▶ Data records
* START *

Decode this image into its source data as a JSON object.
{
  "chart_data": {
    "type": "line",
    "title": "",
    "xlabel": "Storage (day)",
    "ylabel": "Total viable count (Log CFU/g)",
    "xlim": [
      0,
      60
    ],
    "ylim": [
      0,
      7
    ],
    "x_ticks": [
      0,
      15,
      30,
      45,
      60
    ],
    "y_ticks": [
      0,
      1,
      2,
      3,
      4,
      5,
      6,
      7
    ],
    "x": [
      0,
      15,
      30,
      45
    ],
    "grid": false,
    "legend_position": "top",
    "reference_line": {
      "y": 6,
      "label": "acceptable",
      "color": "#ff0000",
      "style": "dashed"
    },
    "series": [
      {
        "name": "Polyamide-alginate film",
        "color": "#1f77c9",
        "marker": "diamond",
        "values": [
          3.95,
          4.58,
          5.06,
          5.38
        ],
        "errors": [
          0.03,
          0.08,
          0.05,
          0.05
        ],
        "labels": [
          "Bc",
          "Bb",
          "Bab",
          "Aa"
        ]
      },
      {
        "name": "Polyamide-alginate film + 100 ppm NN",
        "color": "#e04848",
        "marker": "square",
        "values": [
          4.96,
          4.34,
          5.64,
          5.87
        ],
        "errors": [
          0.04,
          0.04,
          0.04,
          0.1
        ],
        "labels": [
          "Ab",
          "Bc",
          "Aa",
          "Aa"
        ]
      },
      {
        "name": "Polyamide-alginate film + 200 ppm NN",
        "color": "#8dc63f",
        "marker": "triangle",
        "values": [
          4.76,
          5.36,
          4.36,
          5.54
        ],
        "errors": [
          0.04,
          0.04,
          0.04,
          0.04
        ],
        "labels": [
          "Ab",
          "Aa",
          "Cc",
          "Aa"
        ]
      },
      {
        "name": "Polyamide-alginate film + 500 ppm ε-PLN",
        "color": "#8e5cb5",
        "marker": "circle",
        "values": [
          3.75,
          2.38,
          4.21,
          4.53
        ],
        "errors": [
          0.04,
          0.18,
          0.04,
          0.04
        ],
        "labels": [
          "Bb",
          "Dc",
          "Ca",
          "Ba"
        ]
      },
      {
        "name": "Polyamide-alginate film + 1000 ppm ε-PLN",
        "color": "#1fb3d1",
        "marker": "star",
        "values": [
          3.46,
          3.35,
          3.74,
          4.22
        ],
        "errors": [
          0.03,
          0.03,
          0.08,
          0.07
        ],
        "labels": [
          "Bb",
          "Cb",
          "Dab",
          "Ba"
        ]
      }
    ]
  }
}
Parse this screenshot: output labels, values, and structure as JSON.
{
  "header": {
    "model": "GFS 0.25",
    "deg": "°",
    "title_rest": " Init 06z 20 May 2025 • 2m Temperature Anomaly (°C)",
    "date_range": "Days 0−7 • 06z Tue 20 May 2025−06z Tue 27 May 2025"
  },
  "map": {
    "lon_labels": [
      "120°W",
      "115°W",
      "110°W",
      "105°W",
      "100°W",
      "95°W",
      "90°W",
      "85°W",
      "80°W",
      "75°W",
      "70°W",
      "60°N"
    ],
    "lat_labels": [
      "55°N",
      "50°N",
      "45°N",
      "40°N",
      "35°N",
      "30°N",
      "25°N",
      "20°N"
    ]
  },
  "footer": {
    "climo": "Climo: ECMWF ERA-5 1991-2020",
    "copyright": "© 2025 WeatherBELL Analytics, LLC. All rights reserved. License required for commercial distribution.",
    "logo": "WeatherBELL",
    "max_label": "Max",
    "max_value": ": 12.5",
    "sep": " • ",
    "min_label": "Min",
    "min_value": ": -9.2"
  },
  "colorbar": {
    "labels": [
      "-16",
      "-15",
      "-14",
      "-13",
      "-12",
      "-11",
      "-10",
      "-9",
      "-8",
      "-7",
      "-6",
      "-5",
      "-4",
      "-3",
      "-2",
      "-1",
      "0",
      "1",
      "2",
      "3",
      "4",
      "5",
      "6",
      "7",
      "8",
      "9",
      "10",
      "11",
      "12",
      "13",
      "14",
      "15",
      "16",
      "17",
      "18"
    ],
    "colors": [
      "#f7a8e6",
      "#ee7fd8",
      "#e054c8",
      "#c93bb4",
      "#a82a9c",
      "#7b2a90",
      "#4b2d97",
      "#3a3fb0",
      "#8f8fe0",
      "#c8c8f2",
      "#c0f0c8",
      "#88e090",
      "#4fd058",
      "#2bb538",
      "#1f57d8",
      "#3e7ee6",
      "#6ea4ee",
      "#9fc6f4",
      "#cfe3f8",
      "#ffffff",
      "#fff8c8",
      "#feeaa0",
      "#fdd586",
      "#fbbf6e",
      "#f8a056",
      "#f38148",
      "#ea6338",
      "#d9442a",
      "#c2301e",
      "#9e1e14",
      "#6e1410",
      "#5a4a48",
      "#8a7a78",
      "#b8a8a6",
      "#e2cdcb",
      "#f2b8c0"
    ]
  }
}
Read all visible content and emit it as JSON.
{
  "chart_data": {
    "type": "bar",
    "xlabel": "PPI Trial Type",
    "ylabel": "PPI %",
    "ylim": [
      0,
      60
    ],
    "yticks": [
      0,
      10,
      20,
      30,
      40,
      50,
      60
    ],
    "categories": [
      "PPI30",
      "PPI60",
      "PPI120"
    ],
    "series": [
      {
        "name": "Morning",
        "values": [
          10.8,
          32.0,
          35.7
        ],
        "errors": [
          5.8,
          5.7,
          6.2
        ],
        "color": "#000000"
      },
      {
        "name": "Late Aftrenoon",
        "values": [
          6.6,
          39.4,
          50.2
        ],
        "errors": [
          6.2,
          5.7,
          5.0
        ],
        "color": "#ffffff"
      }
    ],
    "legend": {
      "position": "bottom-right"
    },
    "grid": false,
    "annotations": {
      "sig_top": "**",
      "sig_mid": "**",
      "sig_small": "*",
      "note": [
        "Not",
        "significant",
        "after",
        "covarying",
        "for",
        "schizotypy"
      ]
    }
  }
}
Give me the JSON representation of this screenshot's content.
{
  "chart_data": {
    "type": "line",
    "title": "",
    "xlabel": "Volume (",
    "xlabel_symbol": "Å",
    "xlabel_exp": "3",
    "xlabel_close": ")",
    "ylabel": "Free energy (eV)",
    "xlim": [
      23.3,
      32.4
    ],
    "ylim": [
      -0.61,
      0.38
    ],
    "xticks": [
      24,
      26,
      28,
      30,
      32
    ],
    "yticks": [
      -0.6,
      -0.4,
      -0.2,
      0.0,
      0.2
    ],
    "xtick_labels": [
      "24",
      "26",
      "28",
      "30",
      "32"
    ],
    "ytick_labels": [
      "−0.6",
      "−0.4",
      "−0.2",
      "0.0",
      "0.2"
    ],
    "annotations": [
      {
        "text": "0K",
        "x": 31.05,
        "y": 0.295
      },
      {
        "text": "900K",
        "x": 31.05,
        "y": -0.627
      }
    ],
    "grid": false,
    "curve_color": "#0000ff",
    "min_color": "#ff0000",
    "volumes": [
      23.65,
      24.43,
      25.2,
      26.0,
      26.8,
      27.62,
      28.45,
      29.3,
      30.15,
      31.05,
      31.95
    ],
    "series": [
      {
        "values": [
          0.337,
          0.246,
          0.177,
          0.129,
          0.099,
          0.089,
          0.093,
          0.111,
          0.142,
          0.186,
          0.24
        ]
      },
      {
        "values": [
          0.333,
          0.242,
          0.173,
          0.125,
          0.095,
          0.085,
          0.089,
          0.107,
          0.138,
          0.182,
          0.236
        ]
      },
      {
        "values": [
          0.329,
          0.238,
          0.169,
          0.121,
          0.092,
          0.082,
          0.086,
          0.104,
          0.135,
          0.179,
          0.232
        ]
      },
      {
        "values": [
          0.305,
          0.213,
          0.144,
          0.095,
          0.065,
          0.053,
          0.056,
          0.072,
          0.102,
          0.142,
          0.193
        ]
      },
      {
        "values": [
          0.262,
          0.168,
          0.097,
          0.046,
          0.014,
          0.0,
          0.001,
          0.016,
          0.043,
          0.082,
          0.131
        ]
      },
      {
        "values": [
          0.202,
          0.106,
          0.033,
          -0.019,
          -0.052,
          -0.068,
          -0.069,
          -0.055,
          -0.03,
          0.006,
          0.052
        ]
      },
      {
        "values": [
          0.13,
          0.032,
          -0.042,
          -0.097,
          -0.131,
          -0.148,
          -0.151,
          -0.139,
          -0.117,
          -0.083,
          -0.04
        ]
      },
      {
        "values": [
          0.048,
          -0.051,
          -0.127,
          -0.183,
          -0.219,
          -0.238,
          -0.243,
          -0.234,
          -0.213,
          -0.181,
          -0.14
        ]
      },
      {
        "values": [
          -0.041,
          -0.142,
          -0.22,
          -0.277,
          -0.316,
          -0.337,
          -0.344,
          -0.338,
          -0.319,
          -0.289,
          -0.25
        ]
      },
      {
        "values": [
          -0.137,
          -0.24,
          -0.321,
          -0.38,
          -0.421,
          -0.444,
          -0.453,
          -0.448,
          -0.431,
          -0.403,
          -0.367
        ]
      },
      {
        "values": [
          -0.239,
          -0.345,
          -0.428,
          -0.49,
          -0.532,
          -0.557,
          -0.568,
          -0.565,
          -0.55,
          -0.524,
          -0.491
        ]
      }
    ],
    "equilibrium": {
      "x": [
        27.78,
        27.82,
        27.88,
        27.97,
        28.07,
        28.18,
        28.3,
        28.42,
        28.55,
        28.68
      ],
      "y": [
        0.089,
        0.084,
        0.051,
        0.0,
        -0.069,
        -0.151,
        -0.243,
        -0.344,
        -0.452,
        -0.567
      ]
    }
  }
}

* END *

▶ Exercise instructions
Select every line where the word "WeatherBELL" occurs.

▶ Exercise solution
    "copyright": "© 2025 WeatherBELL Analytics, LLC. All rights reserved. License required for commercial distribution.",
    "logo": "WeatherBELL",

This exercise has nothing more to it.